§ EXERCISE INSTRUCTIONS
Find the lines holding "Tank" and copy them.

**** PROVIDED ENTRIES ****

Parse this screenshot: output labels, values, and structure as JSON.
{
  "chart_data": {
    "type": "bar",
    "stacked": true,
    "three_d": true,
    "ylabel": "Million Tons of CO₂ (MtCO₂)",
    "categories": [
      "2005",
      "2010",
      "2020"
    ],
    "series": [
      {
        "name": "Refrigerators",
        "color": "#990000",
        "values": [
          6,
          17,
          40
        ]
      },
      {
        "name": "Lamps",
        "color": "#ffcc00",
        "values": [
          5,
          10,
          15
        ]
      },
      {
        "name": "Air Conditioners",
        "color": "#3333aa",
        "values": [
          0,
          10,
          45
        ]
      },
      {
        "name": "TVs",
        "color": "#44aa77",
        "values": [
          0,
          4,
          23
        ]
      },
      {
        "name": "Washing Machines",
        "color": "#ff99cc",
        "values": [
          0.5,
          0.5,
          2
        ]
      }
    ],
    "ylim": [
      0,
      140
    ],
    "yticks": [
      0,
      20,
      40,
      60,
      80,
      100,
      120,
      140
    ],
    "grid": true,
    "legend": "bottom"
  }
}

****
**** PROVIDED ENTRIES ****

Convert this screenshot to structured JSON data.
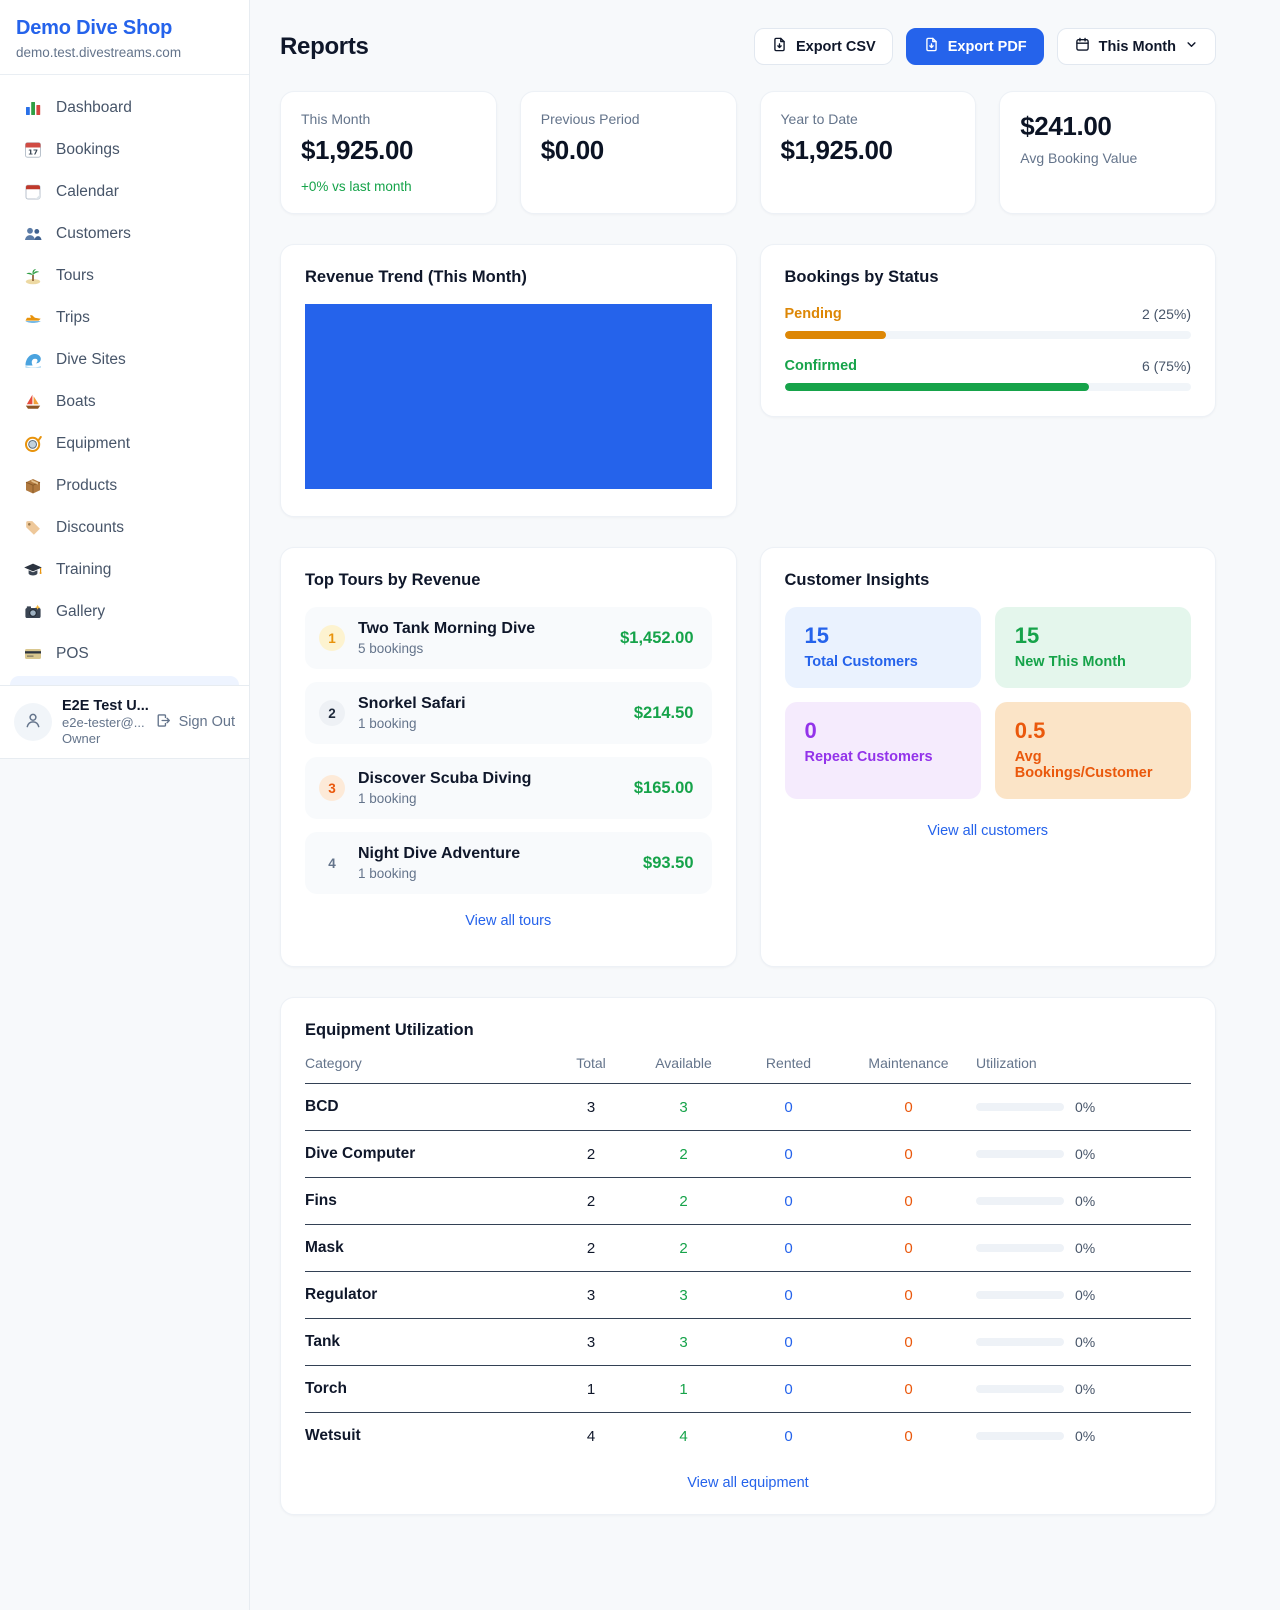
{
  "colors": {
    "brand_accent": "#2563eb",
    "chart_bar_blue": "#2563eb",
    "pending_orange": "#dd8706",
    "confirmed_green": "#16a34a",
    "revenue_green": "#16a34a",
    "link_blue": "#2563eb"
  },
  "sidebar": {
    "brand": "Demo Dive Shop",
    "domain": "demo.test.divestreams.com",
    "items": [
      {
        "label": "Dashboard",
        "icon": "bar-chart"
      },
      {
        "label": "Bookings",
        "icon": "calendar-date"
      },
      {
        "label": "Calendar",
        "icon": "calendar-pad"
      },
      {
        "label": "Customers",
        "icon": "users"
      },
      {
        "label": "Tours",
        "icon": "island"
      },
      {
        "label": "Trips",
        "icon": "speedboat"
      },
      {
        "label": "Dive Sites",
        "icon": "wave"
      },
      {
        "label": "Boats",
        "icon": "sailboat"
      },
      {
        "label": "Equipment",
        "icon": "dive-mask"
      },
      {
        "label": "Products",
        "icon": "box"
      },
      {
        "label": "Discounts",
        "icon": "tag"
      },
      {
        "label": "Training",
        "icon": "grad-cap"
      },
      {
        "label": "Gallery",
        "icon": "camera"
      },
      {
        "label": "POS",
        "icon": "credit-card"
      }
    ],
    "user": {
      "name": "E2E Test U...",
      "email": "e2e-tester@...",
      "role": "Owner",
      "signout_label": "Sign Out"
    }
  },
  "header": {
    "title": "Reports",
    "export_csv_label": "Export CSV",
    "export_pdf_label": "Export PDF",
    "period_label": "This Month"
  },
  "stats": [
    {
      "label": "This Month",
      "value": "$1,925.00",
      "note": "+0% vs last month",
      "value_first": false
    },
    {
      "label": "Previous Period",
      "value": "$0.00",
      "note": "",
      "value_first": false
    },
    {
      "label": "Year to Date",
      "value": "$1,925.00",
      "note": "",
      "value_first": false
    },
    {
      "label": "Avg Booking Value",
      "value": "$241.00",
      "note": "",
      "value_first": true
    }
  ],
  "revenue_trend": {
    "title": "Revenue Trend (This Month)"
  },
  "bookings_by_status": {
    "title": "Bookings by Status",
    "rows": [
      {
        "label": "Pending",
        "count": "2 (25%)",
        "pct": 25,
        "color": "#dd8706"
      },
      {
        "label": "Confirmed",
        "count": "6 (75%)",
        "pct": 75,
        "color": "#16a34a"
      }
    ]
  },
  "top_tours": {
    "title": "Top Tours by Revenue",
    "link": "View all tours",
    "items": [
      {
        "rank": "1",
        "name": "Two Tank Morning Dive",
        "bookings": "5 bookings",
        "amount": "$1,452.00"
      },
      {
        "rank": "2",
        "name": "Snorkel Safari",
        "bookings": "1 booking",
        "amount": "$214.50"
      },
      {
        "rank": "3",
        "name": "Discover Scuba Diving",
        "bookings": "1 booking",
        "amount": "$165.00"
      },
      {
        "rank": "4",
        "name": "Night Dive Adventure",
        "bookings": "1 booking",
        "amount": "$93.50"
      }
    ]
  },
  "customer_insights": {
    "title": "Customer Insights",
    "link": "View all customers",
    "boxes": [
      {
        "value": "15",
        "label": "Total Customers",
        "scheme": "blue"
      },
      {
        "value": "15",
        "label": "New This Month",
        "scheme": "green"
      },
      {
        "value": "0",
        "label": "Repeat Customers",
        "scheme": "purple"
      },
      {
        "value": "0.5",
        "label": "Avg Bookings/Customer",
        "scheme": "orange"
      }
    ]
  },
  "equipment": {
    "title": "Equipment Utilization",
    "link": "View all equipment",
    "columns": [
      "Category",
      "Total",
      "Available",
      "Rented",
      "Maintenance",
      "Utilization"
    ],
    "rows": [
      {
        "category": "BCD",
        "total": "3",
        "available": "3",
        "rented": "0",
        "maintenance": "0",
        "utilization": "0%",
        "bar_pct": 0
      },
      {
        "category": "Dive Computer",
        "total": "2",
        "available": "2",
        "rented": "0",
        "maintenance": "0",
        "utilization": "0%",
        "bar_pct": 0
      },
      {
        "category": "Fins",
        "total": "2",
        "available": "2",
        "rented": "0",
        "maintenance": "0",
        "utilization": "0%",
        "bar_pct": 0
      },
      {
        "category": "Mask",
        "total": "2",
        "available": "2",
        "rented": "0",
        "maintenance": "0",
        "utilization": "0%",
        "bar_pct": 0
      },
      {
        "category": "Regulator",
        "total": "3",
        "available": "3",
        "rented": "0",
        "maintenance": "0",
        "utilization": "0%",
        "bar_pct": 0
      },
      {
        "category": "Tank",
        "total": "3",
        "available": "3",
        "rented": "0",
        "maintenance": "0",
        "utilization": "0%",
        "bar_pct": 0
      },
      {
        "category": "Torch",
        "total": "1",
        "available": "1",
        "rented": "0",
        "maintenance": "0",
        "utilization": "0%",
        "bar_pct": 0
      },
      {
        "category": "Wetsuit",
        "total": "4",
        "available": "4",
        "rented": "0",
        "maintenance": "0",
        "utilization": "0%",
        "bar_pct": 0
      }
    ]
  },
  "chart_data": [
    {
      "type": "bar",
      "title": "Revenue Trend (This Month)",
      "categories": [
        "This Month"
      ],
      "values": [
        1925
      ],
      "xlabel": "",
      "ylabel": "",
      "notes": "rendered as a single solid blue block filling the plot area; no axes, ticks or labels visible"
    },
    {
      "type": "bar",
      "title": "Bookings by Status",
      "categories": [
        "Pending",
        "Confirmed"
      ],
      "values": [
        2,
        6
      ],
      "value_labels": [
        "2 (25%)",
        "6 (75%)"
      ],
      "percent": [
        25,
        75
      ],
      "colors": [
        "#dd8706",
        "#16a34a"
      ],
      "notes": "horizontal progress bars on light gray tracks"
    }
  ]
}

****

§ RESPONSE
        "name": "Two Tank Morning Dive",
        "category": "Tank",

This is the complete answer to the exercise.